Record list
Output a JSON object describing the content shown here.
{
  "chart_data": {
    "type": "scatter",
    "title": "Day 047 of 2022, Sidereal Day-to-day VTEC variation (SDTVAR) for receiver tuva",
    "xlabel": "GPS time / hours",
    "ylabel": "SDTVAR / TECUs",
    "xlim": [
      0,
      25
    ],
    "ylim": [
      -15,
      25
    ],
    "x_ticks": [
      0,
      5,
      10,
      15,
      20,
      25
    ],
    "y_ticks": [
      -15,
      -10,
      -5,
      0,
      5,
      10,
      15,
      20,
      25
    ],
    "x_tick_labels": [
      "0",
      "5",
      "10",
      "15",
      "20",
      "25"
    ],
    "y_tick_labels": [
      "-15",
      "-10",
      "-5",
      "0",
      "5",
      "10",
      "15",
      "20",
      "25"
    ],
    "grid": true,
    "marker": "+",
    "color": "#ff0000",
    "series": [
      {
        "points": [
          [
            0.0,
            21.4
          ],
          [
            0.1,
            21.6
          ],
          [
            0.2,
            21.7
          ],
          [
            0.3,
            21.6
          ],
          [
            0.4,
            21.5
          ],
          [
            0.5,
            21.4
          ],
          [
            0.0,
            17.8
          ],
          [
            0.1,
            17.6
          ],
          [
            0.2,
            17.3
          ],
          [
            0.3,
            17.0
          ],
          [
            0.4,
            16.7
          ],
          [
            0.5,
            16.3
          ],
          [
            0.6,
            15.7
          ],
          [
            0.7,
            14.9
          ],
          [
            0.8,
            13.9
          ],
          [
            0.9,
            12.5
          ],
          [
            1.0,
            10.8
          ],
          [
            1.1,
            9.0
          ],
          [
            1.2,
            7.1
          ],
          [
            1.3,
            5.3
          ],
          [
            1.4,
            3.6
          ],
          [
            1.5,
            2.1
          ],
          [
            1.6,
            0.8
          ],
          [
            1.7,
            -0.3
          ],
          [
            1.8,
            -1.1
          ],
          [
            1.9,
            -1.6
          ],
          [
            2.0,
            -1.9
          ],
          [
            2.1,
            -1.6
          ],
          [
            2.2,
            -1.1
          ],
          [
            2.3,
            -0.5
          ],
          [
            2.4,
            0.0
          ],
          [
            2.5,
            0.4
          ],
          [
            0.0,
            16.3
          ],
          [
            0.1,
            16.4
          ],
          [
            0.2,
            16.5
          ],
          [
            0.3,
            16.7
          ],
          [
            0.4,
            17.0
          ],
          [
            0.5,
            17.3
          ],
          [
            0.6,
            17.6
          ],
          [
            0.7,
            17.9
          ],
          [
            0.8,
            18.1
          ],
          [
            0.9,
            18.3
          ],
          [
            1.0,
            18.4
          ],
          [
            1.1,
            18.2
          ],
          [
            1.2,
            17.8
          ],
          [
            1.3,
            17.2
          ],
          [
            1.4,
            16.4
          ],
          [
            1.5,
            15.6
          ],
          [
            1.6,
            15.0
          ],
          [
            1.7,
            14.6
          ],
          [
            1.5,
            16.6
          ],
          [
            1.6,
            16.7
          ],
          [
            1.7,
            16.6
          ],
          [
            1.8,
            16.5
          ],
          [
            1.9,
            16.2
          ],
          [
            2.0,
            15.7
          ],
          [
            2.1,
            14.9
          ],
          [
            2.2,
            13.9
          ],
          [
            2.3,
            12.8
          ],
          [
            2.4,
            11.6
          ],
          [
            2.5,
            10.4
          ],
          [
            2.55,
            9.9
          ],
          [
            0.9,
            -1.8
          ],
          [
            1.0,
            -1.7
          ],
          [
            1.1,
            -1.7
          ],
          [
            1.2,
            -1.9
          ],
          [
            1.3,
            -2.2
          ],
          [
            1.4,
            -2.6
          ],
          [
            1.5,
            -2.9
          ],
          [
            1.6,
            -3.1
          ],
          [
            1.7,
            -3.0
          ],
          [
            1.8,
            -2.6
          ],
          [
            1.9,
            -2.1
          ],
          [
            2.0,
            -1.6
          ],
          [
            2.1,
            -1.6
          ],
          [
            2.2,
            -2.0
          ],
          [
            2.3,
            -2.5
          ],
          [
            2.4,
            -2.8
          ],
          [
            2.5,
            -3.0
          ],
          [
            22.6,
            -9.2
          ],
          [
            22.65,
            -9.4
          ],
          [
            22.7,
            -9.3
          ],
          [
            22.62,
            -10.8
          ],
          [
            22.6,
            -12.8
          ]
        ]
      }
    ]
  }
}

Problem to work on
Gather and return every line that holds the string "SDTVAR".

Task response
    "title": "Day 047 of 2022, Sidereal Day-to-day VTEC variation (SDTVAR) for receiver tuva",
    "ylabel": "SDTVAR / TECUs",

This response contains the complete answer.